> **Exercise prompt**:
Write out, word for word, the stretch of lines from the first one through the line containing "800, 1173, 807]", including both of those lines.

> **Supplied entries**:
◇ ◇ ◇
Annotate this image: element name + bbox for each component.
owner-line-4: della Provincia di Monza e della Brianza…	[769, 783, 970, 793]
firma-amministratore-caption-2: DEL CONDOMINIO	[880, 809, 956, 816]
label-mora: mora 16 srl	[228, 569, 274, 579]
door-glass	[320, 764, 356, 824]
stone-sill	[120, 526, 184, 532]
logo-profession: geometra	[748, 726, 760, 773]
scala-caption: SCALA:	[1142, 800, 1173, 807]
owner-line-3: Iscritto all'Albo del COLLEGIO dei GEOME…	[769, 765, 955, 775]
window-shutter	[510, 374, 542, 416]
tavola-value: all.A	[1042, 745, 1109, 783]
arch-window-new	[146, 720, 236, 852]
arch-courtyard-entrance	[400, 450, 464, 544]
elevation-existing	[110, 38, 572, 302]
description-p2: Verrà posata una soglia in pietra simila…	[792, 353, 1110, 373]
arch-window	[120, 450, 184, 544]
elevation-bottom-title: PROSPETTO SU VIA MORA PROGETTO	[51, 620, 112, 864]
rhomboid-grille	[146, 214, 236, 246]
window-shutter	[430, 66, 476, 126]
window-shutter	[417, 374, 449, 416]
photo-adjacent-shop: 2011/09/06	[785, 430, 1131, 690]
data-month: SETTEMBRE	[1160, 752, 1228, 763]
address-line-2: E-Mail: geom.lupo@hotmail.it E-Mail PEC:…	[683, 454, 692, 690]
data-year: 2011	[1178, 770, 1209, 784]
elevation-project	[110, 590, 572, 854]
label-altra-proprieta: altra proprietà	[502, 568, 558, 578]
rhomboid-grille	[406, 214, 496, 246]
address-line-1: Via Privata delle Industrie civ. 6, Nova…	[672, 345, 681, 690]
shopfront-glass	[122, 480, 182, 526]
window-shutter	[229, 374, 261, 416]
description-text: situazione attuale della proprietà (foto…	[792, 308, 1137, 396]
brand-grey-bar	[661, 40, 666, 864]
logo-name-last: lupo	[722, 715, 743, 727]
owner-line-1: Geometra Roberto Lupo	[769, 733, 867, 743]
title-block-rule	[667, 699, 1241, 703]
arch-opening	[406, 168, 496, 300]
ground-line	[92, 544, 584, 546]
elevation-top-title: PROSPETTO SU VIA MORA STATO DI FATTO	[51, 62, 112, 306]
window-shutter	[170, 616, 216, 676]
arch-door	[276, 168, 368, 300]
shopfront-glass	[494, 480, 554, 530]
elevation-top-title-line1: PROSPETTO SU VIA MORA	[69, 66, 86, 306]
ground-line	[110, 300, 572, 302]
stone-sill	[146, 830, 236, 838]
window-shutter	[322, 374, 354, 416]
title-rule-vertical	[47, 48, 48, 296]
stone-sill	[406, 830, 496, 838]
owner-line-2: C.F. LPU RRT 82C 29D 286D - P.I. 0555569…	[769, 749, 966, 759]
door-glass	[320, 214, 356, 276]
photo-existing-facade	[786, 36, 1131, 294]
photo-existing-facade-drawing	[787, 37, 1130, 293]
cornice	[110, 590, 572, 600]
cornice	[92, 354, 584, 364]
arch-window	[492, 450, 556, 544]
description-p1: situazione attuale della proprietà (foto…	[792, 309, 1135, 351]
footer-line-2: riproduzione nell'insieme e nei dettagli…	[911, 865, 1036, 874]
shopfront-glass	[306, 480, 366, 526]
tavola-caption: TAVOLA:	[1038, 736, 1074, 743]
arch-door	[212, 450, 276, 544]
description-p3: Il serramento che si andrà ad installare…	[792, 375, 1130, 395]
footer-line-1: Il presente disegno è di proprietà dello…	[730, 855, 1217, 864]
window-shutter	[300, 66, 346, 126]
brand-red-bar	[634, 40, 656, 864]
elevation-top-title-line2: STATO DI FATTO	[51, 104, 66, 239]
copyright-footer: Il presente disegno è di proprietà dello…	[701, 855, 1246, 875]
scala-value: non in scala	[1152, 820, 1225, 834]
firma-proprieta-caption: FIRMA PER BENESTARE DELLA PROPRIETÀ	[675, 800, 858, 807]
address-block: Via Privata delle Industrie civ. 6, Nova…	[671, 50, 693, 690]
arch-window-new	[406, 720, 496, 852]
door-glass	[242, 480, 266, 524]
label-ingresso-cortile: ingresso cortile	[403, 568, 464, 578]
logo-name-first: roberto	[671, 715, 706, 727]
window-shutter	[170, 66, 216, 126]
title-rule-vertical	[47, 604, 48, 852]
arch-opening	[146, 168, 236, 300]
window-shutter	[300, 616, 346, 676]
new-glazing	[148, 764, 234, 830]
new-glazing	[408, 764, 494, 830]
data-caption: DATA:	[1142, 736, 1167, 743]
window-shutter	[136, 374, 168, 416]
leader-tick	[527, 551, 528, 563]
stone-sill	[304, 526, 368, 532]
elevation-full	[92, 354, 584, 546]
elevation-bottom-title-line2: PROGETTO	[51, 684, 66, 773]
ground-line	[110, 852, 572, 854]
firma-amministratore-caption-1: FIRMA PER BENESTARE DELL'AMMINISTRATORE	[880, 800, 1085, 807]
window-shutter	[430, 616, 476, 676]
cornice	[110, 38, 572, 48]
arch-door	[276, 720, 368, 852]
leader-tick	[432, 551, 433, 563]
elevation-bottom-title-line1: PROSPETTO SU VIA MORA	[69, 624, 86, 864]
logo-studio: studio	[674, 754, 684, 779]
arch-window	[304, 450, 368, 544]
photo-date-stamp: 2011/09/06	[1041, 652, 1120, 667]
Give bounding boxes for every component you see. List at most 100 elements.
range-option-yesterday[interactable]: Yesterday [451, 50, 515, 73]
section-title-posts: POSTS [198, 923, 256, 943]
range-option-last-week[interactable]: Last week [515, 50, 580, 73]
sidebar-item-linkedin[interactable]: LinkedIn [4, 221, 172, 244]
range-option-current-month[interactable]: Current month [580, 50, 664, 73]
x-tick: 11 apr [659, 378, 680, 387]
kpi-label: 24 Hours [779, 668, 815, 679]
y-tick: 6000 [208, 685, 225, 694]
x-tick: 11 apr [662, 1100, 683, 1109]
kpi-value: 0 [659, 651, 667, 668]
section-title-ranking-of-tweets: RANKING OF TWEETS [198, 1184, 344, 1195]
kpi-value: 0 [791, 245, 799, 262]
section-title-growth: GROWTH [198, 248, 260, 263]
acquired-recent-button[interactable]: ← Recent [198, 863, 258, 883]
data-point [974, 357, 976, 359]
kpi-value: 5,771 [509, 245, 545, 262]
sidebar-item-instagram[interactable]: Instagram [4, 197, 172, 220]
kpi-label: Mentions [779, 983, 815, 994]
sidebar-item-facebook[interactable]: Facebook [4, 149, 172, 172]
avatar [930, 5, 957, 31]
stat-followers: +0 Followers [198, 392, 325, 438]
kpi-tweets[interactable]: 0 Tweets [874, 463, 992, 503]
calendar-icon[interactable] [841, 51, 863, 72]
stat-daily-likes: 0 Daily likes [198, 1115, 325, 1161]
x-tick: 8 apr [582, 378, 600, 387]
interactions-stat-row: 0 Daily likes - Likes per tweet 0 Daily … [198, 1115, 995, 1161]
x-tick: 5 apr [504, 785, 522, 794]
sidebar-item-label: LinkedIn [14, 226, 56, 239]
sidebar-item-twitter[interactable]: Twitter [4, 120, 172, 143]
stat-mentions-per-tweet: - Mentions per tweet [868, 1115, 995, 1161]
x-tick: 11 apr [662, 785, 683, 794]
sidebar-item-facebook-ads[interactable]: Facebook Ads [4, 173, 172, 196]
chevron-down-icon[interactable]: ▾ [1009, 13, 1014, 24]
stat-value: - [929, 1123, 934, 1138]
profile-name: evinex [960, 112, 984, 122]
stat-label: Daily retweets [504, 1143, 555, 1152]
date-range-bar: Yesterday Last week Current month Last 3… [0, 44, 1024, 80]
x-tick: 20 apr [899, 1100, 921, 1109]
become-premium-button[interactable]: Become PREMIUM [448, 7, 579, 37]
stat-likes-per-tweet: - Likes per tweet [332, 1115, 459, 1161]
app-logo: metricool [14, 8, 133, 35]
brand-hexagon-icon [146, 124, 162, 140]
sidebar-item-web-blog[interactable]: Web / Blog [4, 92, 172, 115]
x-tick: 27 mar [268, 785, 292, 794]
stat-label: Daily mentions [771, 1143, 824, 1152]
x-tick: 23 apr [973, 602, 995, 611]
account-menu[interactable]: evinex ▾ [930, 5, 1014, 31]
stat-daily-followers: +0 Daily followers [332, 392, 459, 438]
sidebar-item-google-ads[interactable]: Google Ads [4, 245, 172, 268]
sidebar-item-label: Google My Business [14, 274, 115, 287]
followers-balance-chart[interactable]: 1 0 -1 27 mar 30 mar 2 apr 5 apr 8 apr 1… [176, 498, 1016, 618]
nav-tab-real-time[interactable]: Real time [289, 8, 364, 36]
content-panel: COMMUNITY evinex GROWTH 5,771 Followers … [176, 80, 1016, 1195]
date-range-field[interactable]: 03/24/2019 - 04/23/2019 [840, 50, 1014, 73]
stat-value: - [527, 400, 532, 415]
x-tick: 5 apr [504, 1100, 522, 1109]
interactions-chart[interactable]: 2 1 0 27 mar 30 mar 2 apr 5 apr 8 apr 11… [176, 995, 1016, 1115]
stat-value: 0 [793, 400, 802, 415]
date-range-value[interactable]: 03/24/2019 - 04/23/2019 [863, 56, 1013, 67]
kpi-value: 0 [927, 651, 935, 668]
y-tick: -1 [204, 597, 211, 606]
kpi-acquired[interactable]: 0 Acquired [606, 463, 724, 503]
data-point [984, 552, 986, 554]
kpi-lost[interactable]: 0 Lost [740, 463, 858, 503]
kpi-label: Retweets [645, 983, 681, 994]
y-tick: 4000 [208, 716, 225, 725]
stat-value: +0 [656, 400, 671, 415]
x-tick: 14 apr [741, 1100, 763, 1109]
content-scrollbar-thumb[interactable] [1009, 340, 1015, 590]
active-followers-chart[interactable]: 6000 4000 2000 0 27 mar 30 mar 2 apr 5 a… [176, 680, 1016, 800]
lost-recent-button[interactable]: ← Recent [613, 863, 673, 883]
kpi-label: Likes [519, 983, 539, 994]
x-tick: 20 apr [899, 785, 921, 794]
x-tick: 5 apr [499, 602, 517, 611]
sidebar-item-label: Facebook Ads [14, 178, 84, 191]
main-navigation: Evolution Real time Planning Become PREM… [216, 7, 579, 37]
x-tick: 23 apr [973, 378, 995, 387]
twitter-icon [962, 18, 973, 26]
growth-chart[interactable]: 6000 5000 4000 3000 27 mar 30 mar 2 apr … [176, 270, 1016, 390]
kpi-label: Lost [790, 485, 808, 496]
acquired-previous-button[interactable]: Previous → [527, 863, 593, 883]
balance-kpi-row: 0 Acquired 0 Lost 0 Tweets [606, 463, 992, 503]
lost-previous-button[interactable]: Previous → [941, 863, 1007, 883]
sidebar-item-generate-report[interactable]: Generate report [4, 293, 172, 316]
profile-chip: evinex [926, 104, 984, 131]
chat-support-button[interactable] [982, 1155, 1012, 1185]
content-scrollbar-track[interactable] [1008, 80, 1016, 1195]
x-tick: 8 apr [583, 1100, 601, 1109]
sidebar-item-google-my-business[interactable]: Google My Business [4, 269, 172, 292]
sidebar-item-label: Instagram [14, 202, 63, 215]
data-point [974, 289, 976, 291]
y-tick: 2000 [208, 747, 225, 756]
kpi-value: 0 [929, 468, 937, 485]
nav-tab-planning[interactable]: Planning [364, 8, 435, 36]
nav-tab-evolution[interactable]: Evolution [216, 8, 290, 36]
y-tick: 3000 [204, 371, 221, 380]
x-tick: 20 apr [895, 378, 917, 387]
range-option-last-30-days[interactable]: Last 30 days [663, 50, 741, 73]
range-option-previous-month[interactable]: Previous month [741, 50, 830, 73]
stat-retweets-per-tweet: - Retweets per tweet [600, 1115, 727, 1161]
◇ ◇ ◇
> **Answer to this exercise**:
Annotate this image: element name + bbox for each component.
owner-line-4: della Provincia di Monza e della Brianza…	[769, 783, 970, 793]
firma-amministratore-caption-2: DEL CONDOMINIO	[880, 809, 956, 816]
label-mora: mora 16 srl	[228, 569, 274, 579]
door-glass	[320, 764, 356, 824]
stone-sill	[120, 526, 184, 532]
logo-profession: geometra	[748, 726, 760, 773]
scala-caption: SCALA:	[1142, 800, 1173, 807]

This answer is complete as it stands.